# [SUPPLIED DATA]

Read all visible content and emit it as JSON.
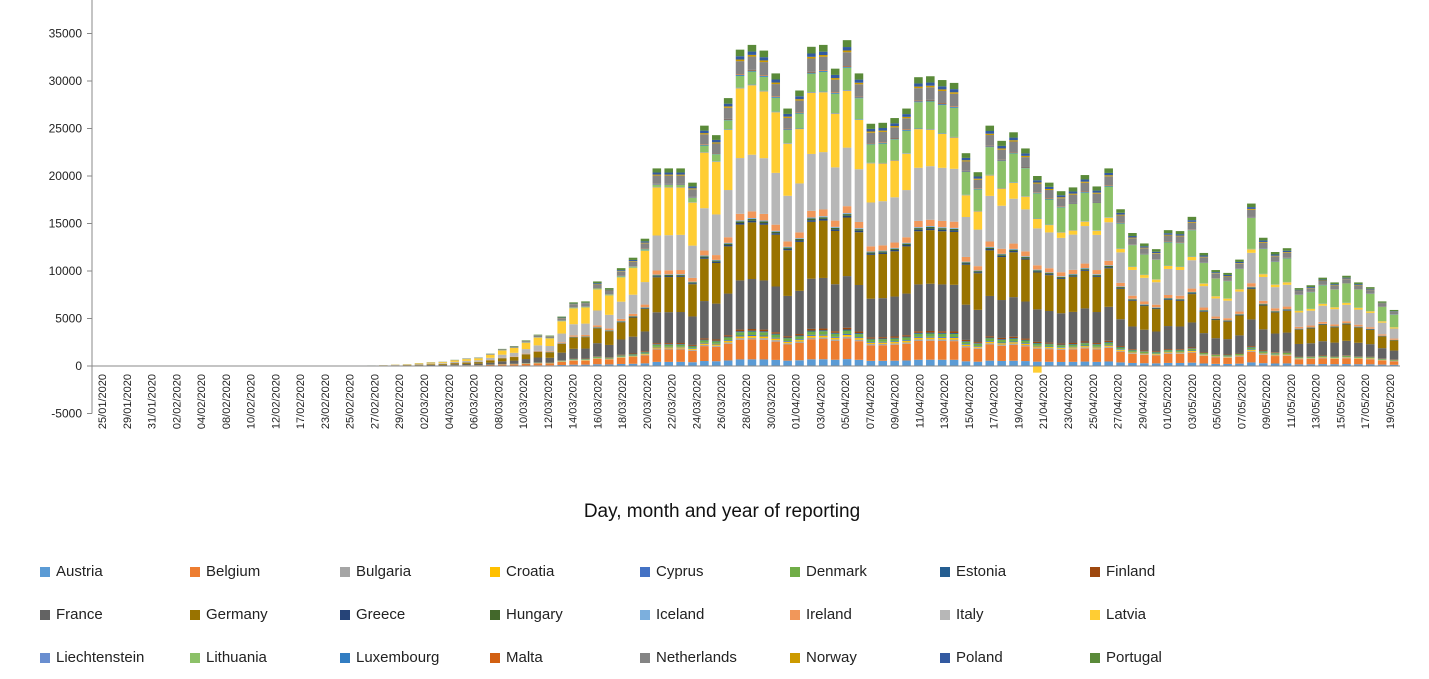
{
  "chart_data": {
    "type": "bar",
    "stacked": true,
    "title": "",
    "xlabel": "Day, month and year of reporting",
    "ylabel": "",
    "ylim": [
      -5000,
      35000
    ],
    "y_ticks": [
      -5000,
      0,
      5000,
      10000,
      15000,
      20000,
      25000,
      30000,
      35000
    ],
    "x_tick_labels": [
      "25/01/2020",
      "29/01/2020",
      "31/01/2020",
      "02/02/2020",
      "04/02/2020",
      "08/02/2020",
      "10/02/2020",
      "12/02/2020",
      "17/02/2020",
      "23/02/2020",
      "25/02/2020",
      "27/02/2020",
      "29/02/2020",
      "02/03/2020",
      "04/03/2020",
      "06/03/2020",
      "08/03/2020",
      "10/03/2020",
      "12/03/2020",
      "14/03/2020",
      "16/03/2020",
      "18/03/2020",
      "20/03/2020",
      "22/03/2020",
      "24/03/2020",
      "26/03/2020",
      "28/03/2020",
      "30/03/2020",
      "01/04/2020",
      "03/04/2020",
      "05/04/2020",
      "07/04/2020",
      "09/04/2020",
      "11/04/2020",
      "13/04/2020",
      "15/04/2020",
      "17/04/2020",
      "19/04/2020",
      "21/04/2020",
      "23/04/2020",
      "25/04/2020",
      "27/04/2020",
      "29/04/2020",
      "01/05/2020",
      "03/05/2020",
      "05/05/2020",
      "07/05/2020",
      "09/05/2020",
      "11/05/2020",
      "13/05/2020",
      "15/05/2020",
      "17/05/2020",
      "19/05/2020"
    ],
    "bar_totals": [
      2,
      3,
      2,
      3,
      2,
      4,
      3,
      2,
      3,
      4,
      3,
      2,
      3,
      5,
      6,
      4,
      5,
      4,
      6,
      8,
      10,
      15,
      30,
      60,
      90,
      150,
      200,
      300,
      400,
      450,
      650,
      800,
      900,
      1300,
      1800,
      2100,
      2700,
      3300,
      3200,
      5200,
      6700,
      6800,
      8900,
      8200,
      10300,
      11400,
      13400,
      20800,
      20800,
      20800,
      19300,
      25300,
      24300,
      28200,
      33300,
      33800,
      33200,
      30800,
      27100,
      29000,
      33600,
      33800,
      31300,
      34300,
      30800,
      25500,
      25600,
      26100,
      27100,
      30400,
      30500,
      30100,
      29800,
      22400,
      20400,
      25300,
      23700,
      24600,
      22900,
      20000,
      19300,
      18400,
      18800,
      20100,
      18900,
      20800,
      16500,
      14000,
      12900,
      12300,
      14300,
      14200,
      15700,
      11900,
      10100,
      9800,
      11200,
      17100,
      13500,
      12000,
      12400,
      8200,
      8500,
      9300,
      8800,
      9500,
      8800,
      8300,
      6800,
      5900
    ],
    "negative_values": {
      "index": 79,
      "value": -700
    },
    "series": [
      {
        "name": "Austria",
        "color": "#5B9BD5",
        "share": 0.02
      },
      {
        "name": "Belgium",
        "color": "#ED7D31",
        "share": 0.06
      },
      {
        "name": "Bulgaria",
        "color": "#A5A5A5",
        "share": 0.005
      },
      {
        "name": "Croatia",
        "color": "#FFC000",
        "share": 0.005
      },
      {
        "name": "Cyprus",
        "color": "#4472C4",
        "share": 0.003
      },
      {
        "name": "Denmark",
        "color": "#70AD47",
        "share": 0.01
      },
      {
        "name": "Estonia",
        "color": "#255E91",
        "share": 0.003
      },
      {
        "name": "Finland",
        "color": "#9E480E",
        "share": 0.005
      },
      {
        "name": "France",
        "color": "#636363",
        "share": 0.15
      },
      {
        "name": "Germany",
        "color": "#997300",
        "share": 0.17
      },
      {
        "name": "Greece",
        "color": "#264478",
        "share": 0.005
      },
      {
        "name": "Hungary",
        "color": "#43682B",
        "share": 0.005
      },
      {
        "name": "Iceland",
        "color": "#7CAFDD",
        "share": 0.003
      },
      {
        "name": "Ireland",
        "color": "#F1975A",
        "share": 0.02
      },
      {
        "name": "Italy",
        "color": "#B7B7B7",
        "share": 0.17
      },
      {
        "name": "Latvia",
        "color": "#FFCD33",
        "share": 0.003
      },
      {
        "name": "Liechtenstein",
        "color": "#698ED0",
        "share": 0.002
      },
      {
        "name": "Lithuania",
        "color": "#8CC168",
        "share": 0.003
      },
      {
        "name": "Luxembourg",
        "color": "#327DC2",
        "share": 0.003
      },
      {
        "name": "Malta",
        "color": "#D26012",
        "share": 0.002
      },
      {
        "name": "Netherlands",
        "color": "#848484",
        "share": 0.04
      },
      {
        "name": "Norway",
        "color": "#CC9A00",
        "share": 0.005
      },
      {
        "name": "Poland",
        "color": "#335AA1",
        "share": 0.01
      },
      {
        "name": "Portugal",
        "color": "#5A8A39",
        "share": 0.02
      }
    ],
    "legend_rows": [
      [
        "Austria",
        "Belgium",
        "Bulgaria",
        "Croatia",
        "Cyprus",
        "Denmark",
        "Estonia",
        "Finland"
      ],
      [
        "France",
        "Germany",
        "Greece",
        "Hungary",
        "Iceland",
        "Ireland",
        "Italy",
        "Latvia"
      ],
      [
        "Liechtenstein",
        "Lithuania",
        "Luxembourg",
        "Malta",
        "Netherlands",
        "Norway",
        "Poland",
        "Portugal"
      ]
    ],
    "legend_colors": {
      "Austria": "#5B9BD5",
      "Belgium": "#ED7D31",
      "Bulgaria": "#A5A5A5",
      "Croatia": "#FFC000",
      "Cyprus": "#4472C4",
      "Denmark": "#70AD47",
      "Estonia": "#255E91",
      "Finland": "#9E480E",
      "France": "#636363",
      "Germany": "#997300",
      "Greece": "#264478",
      "Hungary": "#43682B",
      "Iceland": "#7CAFDD",
      "Ireland": "#F1975A",
      "Italy": "#B7B7B7",
      "Latvia": "#FFCD33",
      "Liechtenstein": "#698ED0",
      "Lithuania": "#8CC168",
      "Luxembourg": "#327DC2",
      "Malta": "#D26012",
      "Netherlands": "#848484",
      "Norway": "#CC9A00",
      "Poland": "#335AA1",
      "Portugal": "#5A8A39"
    },
    "grid": false,
    "legend_position": "bottom"
  }
}
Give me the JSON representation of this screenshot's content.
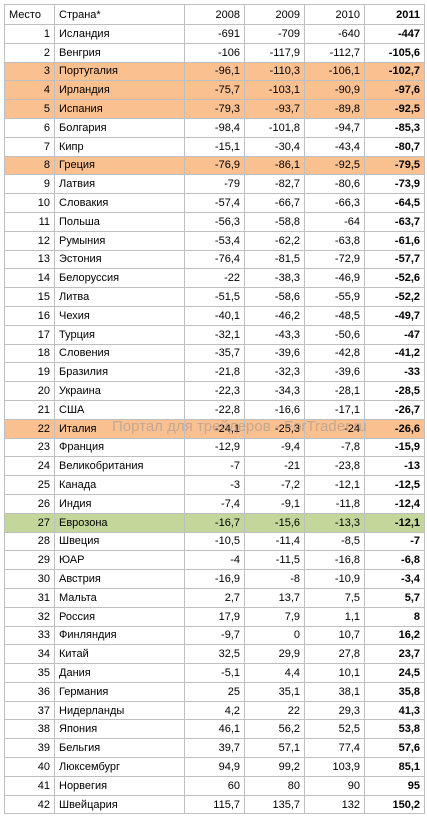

# [EXERCISE DIRECTIONS]
From the data above, write out everything exactly except the pictures.

# [EXERCISE SOLUTION]
Read all visible content and emit it as JSON.
{
  "chart_data": {
    "type": "bar",
    "stacked": true,
    "title": "",
    "xlabel": "Day, month and year of reporting",
    "ylabel": "",
    "ylim": [
      -5000,
      35000
    ],
    "y_ticks": [
      -5000,
      0,
      5000,
      10000,
      15000,
      20000,
      25000,
      30000,
      35000
    ],
    "x_tick_labels": [
      "25/01/2020",
      "29/01/2020",
      "31/01/2020",
      "02/02/2020",
      "04/02/2020",
      "08/02/2020",
      "10/02/2020",
      "12/02/2020",
      "17/02/2020",
      "23/02/2020",
      "25/02/2020",
      "27/02/2020",
      "29/02/2020",
      "02/03/2020",
      "04/03/2020",
      "06/03/2020",
      "08/03/2020",
      "10/03/2020",
      "12/03/2020",
      "14/03/2020",
      "16/03/2020",
      "18/03/2020",
      "20/03/2020",
      "22/03/2020",
      "24/03/2020",
      "26/03/2020",
      "28/03/2020",
      "30/03/2020",
      "01/04/2020",
      "03/04/2020",
      "05/04/2020",
      "07/04/2020",
      "09/04/2020",
      "11/04/2020",
      "13/04/2020",
      "15/04/2020",
      "17/04/2020",
      "19/04/2020",
      "21/04/2020",
      "23/04/2020",
      "25/04/2020",
      "27/04/2020",
      "29/04/2020",
      "01/05/2020",
      "03/05/2020",
      "05/05/2020",
      "07/05/2020",
      "09/05/2020",
      "11/05/2020",
      "13/05/2020",
      "15/05/2020",
      "17/05/2020",
      "19/05/2020"
    ],
    "bar_totals": [
      2,
      3,
      2,
      3,
      2,
      4,
      3,
      2,
      3,
      4,
      3,
      2,
      3,
      5,
      6,
      4,
      5,
      4,
      6,
      8,
      10,
      15,
      30,
      60,
      90,
      150,
      200,
      300,
      400,
      450,
      650,
      800,
      900,
      1300,
      1800,
      2100,
      2700,
      3300,
      3200,
      5200,
      6700,
      6800,
      8900,
      8200,
      10300,
      11400,
      13400,
      20800,
      20800,
      20800,
      19300,
      25300,
      24300,
      28200,
      33300,
      33800,
      33200,
      30800,
      27100,
      29000,
      33600,
      33800,
      31300,
      34300,
      30800,
      25500,
      25600,
      26100,
      27100,
      30400,
      30500,
      30100,
      29800,
      22400,
      20400,
      25300,
      23700,
      24600,
      22900,
      20000,
      19300,
      18400,
      18800,
      20100,
      18900,
      20800,
      16500,
      14000,
      12900,
      12300,
      14300,
      14200,
      15700,
      11900,
      10100,
      9800,
      11200,
      17100,
      13500,
      12000,
      12400,
      8200,
      8500,
      9300,
      8800,
      9500,
      8800,
      8300,
      6800,
      5900
    ],
    "negative_values": {
      "index": 79,
      "value": -700
    },
    "series": [
      {
        "name": "Austria",
        "color": "#5B9BD5",
        "share": 0.02
      },
      {
        "name": "Belgium",
        "color": "#ED7D31",
        "share": 0.06
      },
      {
        "name": "Bulgaria",
        "color": "#A5A5A5",
        "share": 0.005
      },
      {
        "name": "Croatia",
        "color": "#FFC000",
        "share": 0.005
      },
      {
        "name": "Cyprus",
        "color": "#4472C4",
        "share": 0.003
      },
      {
        "name": "Denmark",
        "color": "#70AD47",
        "share": 0.01
      },
      {
        "name": "Estonia",
        "color": "#255E91",
        "share": 0.003
      },
      {
        "name": "Finland",
        "color": "#9E480E",
        "share": 0.005
      },
      {
        "name": "France",
        "color": "#636363",
        "share": 0.15
      },
      {
        "name": "Germany",
        "color": "#997300",
        "share": 0.17
      },
      {
        "name": "Greece",
        "color": "#264478",
        "share": 0.005
      },
      {
        "name": "Hungary",
        "color": "#43682B",
        "share": 0.005
      },
      {
        "name": "Iceland",
        "color": "#7CAFDD",
        "share": 0.003
      },
      {
        "name": "Ireland",
        "color": "#F1975A",
        "share": 0.02
      },
      {
        "name": "Italy",
        "color": "#B7B7B7",
        "share": 0.17
      },
      {
        "name": "Latvia",
        "color": "#FFCD33",
        "share": 0.003
      },
      {
        "name": "Liechtenstein",
        "color": "#698ED0",
        "share": 0.002
      },
      {
        "name": "Lithuania",
        "color": "#8CC168",
        "share": 0.003
      },
      {
        "name": "Luxembourg",
        "color": "#327DC2",
        "share": 0.003
      },
      {
        "name": "Malta",
        "color": "#D26012",
        "share": 0.002
      },
      {
        "name": "Netherlands",
        "color": "#848484",
        "share": 0.04
      },
      {
        "name": "Norway",
        "color": "#CC9A00",
        "share": 0.005
      },
      {
        "name": "Poland",
        "color": "#335AA1",
        "share": 0.01
      },
      {
        "name": "Portugal",
        "color": "#5A8A39",
        "share": 0.02
      }
    ],
    "legend_rows": [
      [
        "Austria",
        "Belgium",
        "Bulgaria",
        "Croatia",
        "Cyprus",
        "Denmark",
        "Estonia",
        "Finland"
      ],
      [
        "France",
        "Germany",
        "Greece",
        "Hungary",
        "Iceland",
        "Ireland",
        "Italy",
        "Latvia"
      ],
      [
        "Liechtenstein",
        "Lithuania",
        "Luxembourg",
        "Malta",
        "Netherlands",
        "Norway",
        "Poland",
        "Portugal"
      ]
    ],
    "legend_colors": {
      "Austria": "#5B9BD5",
      "Belgium": "#ED7D31",
      "Bulgaria": "#A5A5A5",
      "Croatia": "#FFC000",
      "Cyprus": "#4472C4",
      "Denmark": "#70AD47",
      "Estonia": "#255E91",
      "Finland": "#9E480E",
      "France": "#636363",
      "Germany": "#997300",
      "Greece": "#264478",
      "Hungary": "#43682B",
      "Iceland": "#7CAFDD",
      "Ireland": "#F1975A",
      "Italy": "#B7B7B7",
      "Latvia": "#FFCD33",
      "Liechtenstein": "#698ED0",
      "Lithuania": "#8CC168",
      "Luxembourg": "#327DC2",
      "Malta": "#D26012",
      "Netherlands": "#848484",
      "Norway": "#CC9A00",
      "Poland": "#335AA1",
      "Portugal": "#5A8A39"
    },
    "grid": false,
    "legend_position": "bottom"
  }
}
Give me the JSON representation of this screenshot's content.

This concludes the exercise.